::: Materials provided
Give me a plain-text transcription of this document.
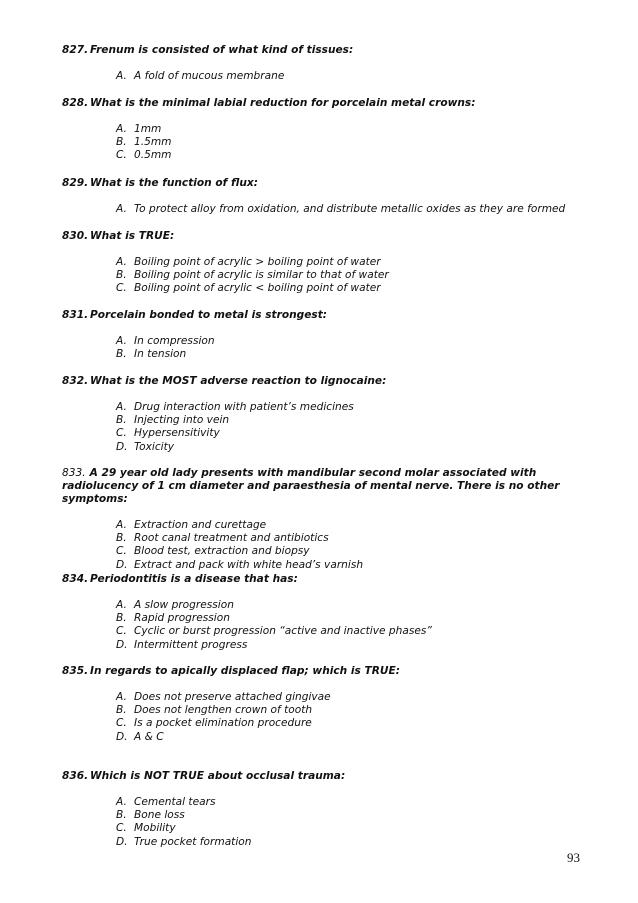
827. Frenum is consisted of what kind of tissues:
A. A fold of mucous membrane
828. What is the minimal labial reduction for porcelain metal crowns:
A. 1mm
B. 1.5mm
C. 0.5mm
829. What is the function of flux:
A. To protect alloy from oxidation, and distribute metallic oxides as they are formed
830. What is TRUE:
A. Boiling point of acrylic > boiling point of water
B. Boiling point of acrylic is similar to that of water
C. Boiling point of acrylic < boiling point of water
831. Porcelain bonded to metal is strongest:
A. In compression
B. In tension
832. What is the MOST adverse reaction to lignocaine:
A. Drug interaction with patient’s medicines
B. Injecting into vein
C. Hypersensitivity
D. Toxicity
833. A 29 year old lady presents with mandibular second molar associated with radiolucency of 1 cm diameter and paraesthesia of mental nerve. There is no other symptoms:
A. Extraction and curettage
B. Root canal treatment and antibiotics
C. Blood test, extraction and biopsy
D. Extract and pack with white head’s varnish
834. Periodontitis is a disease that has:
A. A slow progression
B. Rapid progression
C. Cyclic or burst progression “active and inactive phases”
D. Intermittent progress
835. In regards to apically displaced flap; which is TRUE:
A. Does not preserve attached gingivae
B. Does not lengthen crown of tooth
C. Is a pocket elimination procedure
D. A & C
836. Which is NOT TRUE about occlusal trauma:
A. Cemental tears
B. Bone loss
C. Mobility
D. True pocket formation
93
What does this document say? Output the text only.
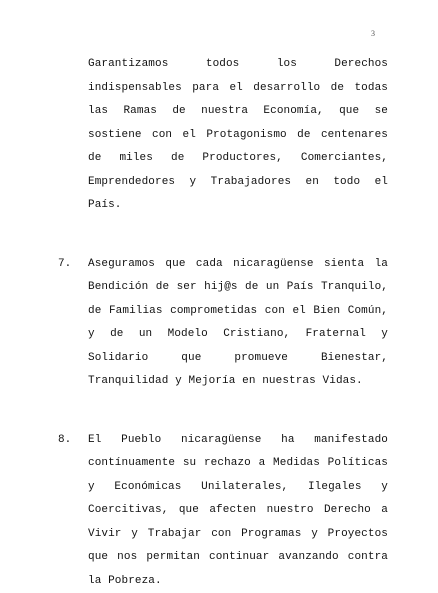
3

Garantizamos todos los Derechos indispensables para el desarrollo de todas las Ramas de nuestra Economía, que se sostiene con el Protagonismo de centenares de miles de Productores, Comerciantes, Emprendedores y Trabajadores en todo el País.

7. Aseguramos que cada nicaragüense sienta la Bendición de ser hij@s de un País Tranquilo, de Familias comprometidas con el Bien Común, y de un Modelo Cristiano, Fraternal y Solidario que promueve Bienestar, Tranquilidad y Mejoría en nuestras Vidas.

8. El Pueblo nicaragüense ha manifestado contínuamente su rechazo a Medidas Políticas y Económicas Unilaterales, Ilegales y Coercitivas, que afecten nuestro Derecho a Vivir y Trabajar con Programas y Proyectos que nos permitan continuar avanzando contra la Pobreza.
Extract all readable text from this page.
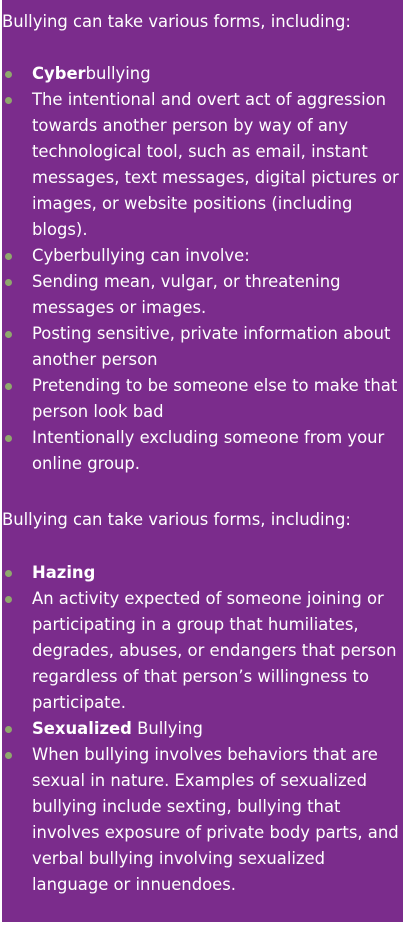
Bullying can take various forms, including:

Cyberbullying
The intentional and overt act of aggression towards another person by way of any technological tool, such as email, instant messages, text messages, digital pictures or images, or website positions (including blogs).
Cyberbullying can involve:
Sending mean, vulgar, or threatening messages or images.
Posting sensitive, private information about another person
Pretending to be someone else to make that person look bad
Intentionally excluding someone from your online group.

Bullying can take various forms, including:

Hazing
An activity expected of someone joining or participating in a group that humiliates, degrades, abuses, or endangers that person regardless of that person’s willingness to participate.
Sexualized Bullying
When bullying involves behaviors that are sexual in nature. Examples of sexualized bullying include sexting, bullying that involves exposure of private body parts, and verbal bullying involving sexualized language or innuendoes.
::::::
> **What to do**: All of the material above should be reproduced exactly, except the pictures.

> **Task result**:
Give me a plain-text transcription of this document.
827. Frenum is consisted of what kind of tissues:
A. A fold of mucous membrane
828. What is the minimal labial reduction for porcelain metal crowns:
A. 1mm
B. 1.5mm
C. 0.5mm
829. What is the function of flux:
A. To protect alloy from oxidation, and distribute metallic oxides as they are formed
830. What is TRUE:
A. Boiling point of acrylic > boiling point of water
B. Boiling point of acrylic is similar to that of water
C. Boiling point of acrylic < boiling point of water
831. Porcelain bonded to metal is strongest:
A. In compression
B. In tension
832. What is the MOST adverse reaction to lignocaine:
A. Drug interaction with patient’s medicines
B. Injecting into vein
C. Hypersensitivity
D. Toxicity
833. A 29 year old lady presents with mandibular second molar associated with radiolucency of 1 cm diameter and paraesthesia of mental nerve. There is no other symptoms:
A. Extraction and curettage
B. Root canal treatment and antibiotics
C. Blood test, extraction and biopsy
D. Extract and pack with white head’s varnish
834. Periodontitis is a disease that has:
A. A slow progression
B. Rapid progression
C. Cyclic or burst progression “active and inactive phases”
D. Intermittent progress
835. In regards to apically displaced flap; which is TRUE:
A. Does not preserve attached gingivae
B. Does not lengthen crown of tooth
C. Is a pocket elimination procedure
D. A & C
836. Which is NOT TRUE about occlusal trauma:
A. Cemental tears
B. Bone loss
C. Mobility
D. True pocket formation
93
What does this document say? Output the text only.
3

Garantizamos todos los Derechos indispensables para el desarrollo de todas las Ramas de nuestra Economía, que se sostiene con el Protagonismo de centenares de miles de Productores, Comerciantes, Emprendedores y Trabajadores en todo el País.

7. Aseguramos que cada nicaragüense sienta la Bendición de ser hij@s de un País Tranquilo, de Familias comprometidas con el Bien Común, y de un Modelo Cristiano, Fraternal y Solidario que promueve Bienestar, Tranquilidad y Mejoría en nuestras Vidas.

8. El Pueblo nicaragüense ha manifestado contínuamente su rechazo a Medidas Políticas y Económicas Unilaterales, Ilegales y Coercitivas, que afecten nuestro Derecho a Vivir y Trabajar con Programas y Proyectos que nos permitan continuar avanzando contra la Pobreza.
Extract all readable text from this page.
Bullying can take various forms, including:

Cyberbullying
The intentional and overt act of aggression towards another person by way of any technological tool, such as email, instant messages, text messages, digital pictures or images, or website positions (including blogs).
Cyberbullying can involve:
Sending mean, vulgar, or threatening messages or images.
Posting sensitive, private information about another person
Pretending to be someone else to make that person look bad
Intentionally excluding someone from your online group.

Bullying can take various forms, including:

Hazing
An activity expected of someone joining or participating in a group that humiliates, degrades, abuses, or endangers that person regardless of that person’s willingness to participate.
Sexualized Bullying
When bullying involves behaviors that are sexual in nature. Examples of sexualized bullying include sexting, bullying that involves exposure of private body parts, and verbal bullying involving sexualized language or innuendoes.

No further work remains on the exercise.